Work to be completed -> Write out the material again word for word, dropping any images it holds.

Items from a data source ->
-=-=-

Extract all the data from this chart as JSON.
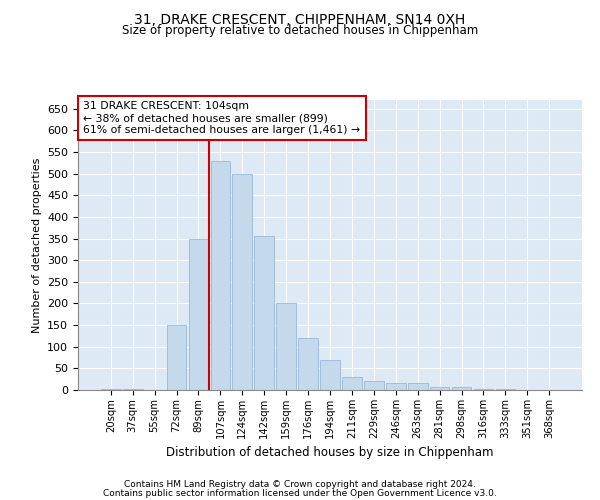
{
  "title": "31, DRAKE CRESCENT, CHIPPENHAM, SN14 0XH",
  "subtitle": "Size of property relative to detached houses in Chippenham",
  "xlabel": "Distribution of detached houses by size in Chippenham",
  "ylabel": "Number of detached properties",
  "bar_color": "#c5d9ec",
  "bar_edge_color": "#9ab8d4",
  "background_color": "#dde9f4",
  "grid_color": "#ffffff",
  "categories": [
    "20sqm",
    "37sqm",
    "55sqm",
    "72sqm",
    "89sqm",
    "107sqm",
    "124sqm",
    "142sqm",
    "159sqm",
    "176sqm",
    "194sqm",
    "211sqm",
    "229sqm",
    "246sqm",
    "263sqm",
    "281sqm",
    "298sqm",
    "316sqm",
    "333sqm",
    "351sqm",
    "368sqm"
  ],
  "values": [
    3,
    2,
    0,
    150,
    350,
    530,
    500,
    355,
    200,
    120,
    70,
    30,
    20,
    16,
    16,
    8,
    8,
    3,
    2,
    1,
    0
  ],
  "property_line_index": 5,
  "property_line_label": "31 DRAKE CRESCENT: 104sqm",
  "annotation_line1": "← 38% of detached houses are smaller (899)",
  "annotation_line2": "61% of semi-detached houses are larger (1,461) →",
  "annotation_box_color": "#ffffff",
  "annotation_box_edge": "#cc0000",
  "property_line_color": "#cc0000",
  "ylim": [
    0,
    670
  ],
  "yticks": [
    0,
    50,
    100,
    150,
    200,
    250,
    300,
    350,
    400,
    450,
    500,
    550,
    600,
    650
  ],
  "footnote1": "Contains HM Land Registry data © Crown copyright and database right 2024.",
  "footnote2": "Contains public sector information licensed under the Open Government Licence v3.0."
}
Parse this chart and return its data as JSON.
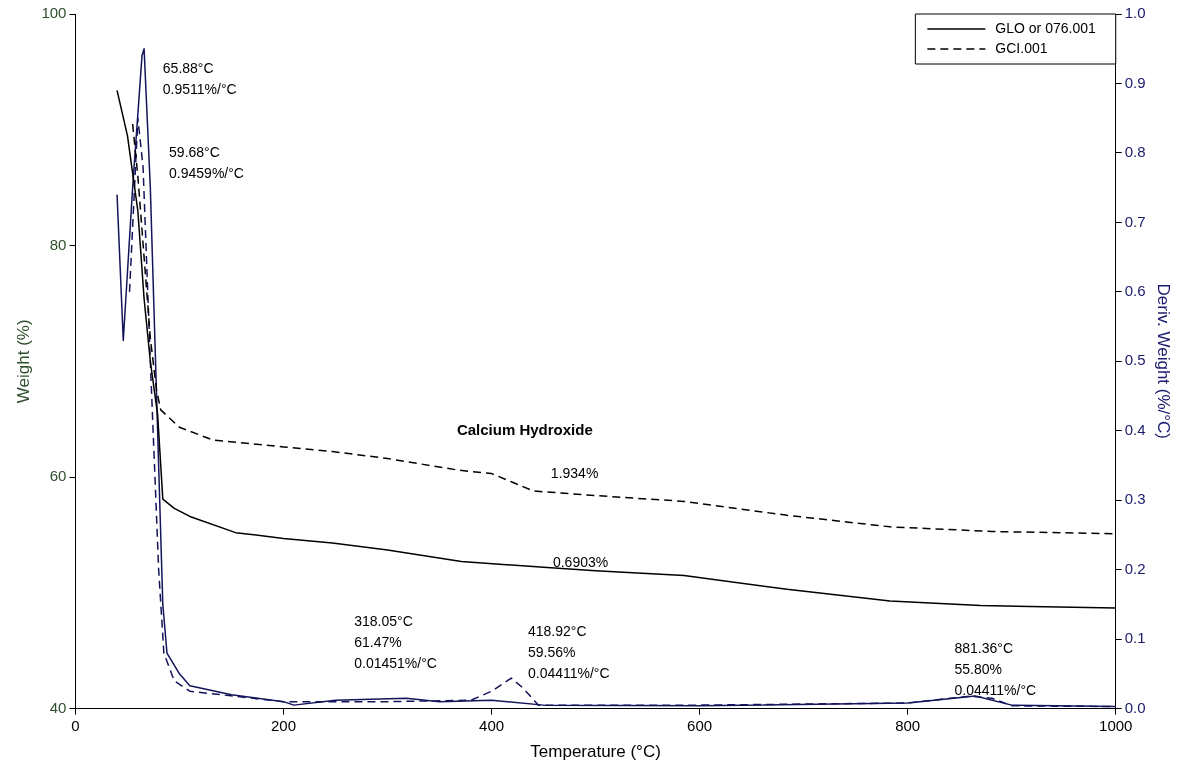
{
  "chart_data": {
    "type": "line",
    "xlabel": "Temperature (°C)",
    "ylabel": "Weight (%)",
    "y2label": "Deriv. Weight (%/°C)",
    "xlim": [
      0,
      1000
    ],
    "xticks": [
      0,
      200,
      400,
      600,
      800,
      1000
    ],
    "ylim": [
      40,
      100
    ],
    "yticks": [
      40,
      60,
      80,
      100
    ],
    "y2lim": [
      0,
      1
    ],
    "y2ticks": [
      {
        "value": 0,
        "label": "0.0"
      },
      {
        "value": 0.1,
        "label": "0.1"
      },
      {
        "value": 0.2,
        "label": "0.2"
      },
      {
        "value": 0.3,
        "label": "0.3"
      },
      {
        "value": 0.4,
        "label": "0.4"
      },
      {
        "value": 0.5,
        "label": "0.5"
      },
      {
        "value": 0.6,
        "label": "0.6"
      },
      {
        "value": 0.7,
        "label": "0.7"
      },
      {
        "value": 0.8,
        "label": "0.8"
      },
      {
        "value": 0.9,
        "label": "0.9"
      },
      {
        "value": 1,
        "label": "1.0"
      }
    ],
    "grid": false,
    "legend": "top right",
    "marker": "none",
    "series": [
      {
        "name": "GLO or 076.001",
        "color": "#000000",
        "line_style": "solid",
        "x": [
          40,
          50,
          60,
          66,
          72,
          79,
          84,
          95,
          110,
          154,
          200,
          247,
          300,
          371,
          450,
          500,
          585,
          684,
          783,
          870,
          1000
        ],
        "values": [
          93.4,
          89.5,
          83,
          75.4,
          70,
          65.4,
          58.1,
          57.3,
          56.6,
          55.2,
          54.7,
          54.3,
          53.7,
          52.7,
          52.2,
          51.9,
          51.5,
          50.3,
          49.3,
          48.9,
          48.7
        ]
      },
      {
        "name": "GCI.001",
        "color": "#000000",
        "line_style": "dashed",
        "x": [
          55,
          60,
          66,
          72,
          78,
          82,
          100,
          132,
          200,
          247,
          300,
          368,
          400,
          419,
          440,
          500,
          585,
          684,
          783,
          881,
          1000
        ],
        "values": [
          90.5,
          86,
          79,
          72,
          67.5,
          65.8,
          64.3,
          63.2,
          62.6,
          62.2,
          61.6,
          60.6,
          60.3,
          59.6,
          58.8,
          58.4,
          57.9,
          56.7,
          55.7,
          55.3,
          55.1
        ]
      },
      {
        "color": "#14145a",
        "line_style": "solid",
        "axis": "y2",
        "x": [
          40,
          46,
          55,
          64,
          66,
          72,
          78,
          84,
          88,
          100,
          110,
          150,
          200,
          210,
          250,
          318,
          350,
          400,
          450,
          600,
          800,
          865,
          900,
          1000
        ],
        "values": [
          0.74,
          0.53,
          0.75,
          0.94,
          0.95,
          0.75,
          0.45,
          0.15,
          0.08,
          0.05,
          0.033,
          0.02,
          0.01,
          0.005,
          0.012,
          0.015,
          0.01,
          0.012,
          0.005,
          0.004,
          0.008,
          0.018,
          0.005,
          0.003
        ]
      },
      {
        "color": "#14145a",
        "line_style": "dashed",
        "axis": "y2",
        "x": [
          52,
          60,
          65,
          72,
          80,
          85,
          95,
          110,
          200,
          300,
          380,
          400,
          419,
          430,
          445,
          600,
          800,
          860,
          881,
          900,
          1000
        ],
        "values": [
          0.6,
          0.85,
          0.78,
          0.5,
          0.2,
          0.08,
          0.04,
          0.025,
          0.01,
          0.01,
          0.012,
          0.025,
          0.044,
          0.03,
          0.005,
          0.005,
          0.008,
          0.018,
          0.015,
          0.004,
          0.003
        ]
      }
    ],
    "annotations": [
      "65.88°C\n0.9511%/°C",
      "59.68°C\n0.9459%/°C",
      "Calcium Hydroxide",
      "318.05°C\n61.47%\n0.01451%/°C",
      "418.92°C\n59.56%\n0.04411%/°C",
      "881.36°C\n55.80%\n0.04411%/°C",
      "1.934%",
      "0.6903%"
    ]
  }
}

-=-=-

Task response ->
Extract all the data from this chart as JSON.
{
  "title": "31, DRAKE CRESCENT, CHIPPENHAM, SN14 0XH",
  "subtitle": "Size of property relative to detached houses in Chippenham",
  "xlabel": "Distribution of detached houses by size in Chippenham",
  "ylabel": "Number of detached properties",
  "bar_color": "#c5d9ec",
  "bar_edge_color": "#9ab8d4",
  "background_color": "#dde9f4",
  "grid_color": "#ffffff",
  "categories": [
    "20sqm",
    "37sqm",
    "55sqm",
    "72sqm",
    "89sqm",
    "107sqm",
    "124sqm",
    "142sqm",
    "159sqm",
    "176sqm",
    "194sqm",
    "211sqm",
    "229sqm",
    "246sqm",
    "263sqm",
    "281sqm",
    "298sqm",
    "316sqm",
    "333sqm",
    "351sqm",
    "368sqm"
  ],
  "values": [
    3,
    2,
    0,
    150,
    350,
    530,
    500,
    355,
    200,
    120,
    70,
    30,
    20,
    16,
    16,
    8,
    8,
    3,
    2,
    1,
    0
  ],
  "property_line_index": 5,
  "property_line_label": "31 DRAKE CRESCENT: 104sqm",
  "annotation_line1": "← 38% of detached houses are smaller (899)",
  "annotation_line2": "61% of semi-detached houses are larger (1,461) →",
  "annotation_box_color": "#ffffff",
  "annotation_box_edge": "#cc0000",
  "property_line_color": "#cc0000",
  "ylim": [
    0,
    670
  ],
  "yticks": [
    0,
    50,
    100,
    150,
    200,
    250,
    300,
    350,
    400,
    450,
    500,
    550,
    600,
    650
  ],
  "footnote1": "Contains HM Land Registry data © Crown copyright and database right 2024.",
  "footnote2": "Contains public sector information licensed under the Open Government Licence v3.0."
}
Parse this chart and return its data as JSON.
{
  "chart_data": {
    "type": "line",
    "xlabel": "Temperature (°C)",
    "ylabel": "Weight (%)",
    "y2label": "Deriv. Weight (%/°C)",
    "xlim": [
      0,
      1000
    ],
    "xticks": [
      0,
      200,
      400,
      600,
      800,
      1000
    ],
    "ylim": [
      40,
      100
    ],
    "yticks": [
      40,
      60,
      80,
      100
    ],
    "y2lim": [
      0,
      1
    ],
    "y2ticks": [
      {
        "value": 0,
        "label": "0.0"
      },
      {
        "value": 0.1,
        "label": "0.1"
      },
      {
        "value": 0.2,
        "label": "0.2"
      },
      {
        "value": 0.3,
        "label": "0.3"
      },
      {
        "value": 0.4,
        "label": "0.4"
      },
      {
        "value": 0.5,
        "label": "0.5"
      },
      {
        "value": 0.6,
        "label": "0.6"
      },
      {
        "value": 0.7,
        "label": "0.7"
      },
      {
        "value": 0.8,
        "label": "0.8"
      },
      {
        "value": 0.9,
        "label": "0.9"
      },
      {
        "value": 1,
        "label": "1.0"
      }
    ],
    "grid": false,
    "legend": "top right",
    "marker": "none",
    "series": [
      {
        "name": "GLO or 076.001",
        "color": "#000000",
        "line_style": "solid",
        "x": [
          40,
          50,
          60,
          66,
          72,
          79,
          84,
          95,
          110,
          154,
          200,
          247,
          300,
          371,
          450,
          500,
          585,
          684,
          783,
          870,
          1000
        ],
        "values": [
          93.4,
          89.5,
          83,
          75.4,
          70,
          65.4,
          58.1,
          57.3,
          56.6,
          55.2,
          54.7,
          54.3,
          53.7,
          52.7,
          52.2,
          51.9,
          51.5,
          50.3,
          49.3,
          48.9,
          48.7
        ]
      },
      {
        "name": "GCI.001",
        "color": "#000000",
        "line_style": "dashed",
        "x": [
          55,
          60,
          66,
          72,
          78,
          82,
          100,
          132,
          200,
          247,
          300,
          368,
          400,
          419,
          440,
          500,
          585,
          684,
          783,
          881,
          1000
        ],
        "values": [
          90.5,
          86,
          79,
          72,
          67.5,
          65.8,
          64.3,
          63.2,
          62.6,
          62.2,
          61.6,
          60.6,
          60.3,
          59.6,
          58.8,
          58.4,
          57.9,
          56.7,
          55.7,
          55.3,
          55.1
        ]
      },
      {
        "color": "#14145a",
        "line_style": "solid",
        "axis": "y2",
        "x": [
          40,
          46,
          55,
          64,
          66,
          72,
          78,
          84,
          88,
          100,
          110,
          150,
          200,
          210,
          250,
          318,
          350,
          400,
          450,
          600,
          800,
          865,
          900,
          1000
        ],
        "values": [
          0.74,
          0.53,
          0.75,
          0.94,
          0.95,
          0.75,
          0.45,
          0.15,
          0.08,
          0.05,
          0.033,
          0.02,
          0.01,
          0.005,
          0.012,
          0.015,
          0.01,
          0.012,
          0.005,
          0.004,
          0.008,
          0.018,
          0.005,
          0.003
        ]
      },
      {
        "color": "#14145a",
        "line_style": "dashed",
        "axis": "y2",
        "x": [
          52,
          60,
          65,
          72,
          80,
          85,
          95,
          110,
          200,
          300,
          380,
          400,
          419,
          430,
          445,
          600,
          800,
          860,
          881,
          900,
          1000
        ],
        "values": [
          0.6,
          0.85,
          0.78,
          0.5,
          0.2,
          0.08,
          0.04,
          0.025,
          0.01,
          0.01,
          0.012,
          0.025,
          0.044,
          0.03,
          0.005,
          0.005,
          0.008,
          0.018,
          0.015,
          0.004,
          0.003
        ]
      }
    ],
    "annotations": [
      "65.88°C\n0.9511%/°C",
      "59.68°C\n0.9459%/°C",
      "Calcium Hydroxide",
      "318.05°C\n61.47%\n0.01451%/°C",
      "418.92°C\n59.56%\n0.04411%/°C",
      "881.36°C\n55.80%\n0.04411%/°C",
      "1.934%",
      "0.6903%"
    ]
  }
}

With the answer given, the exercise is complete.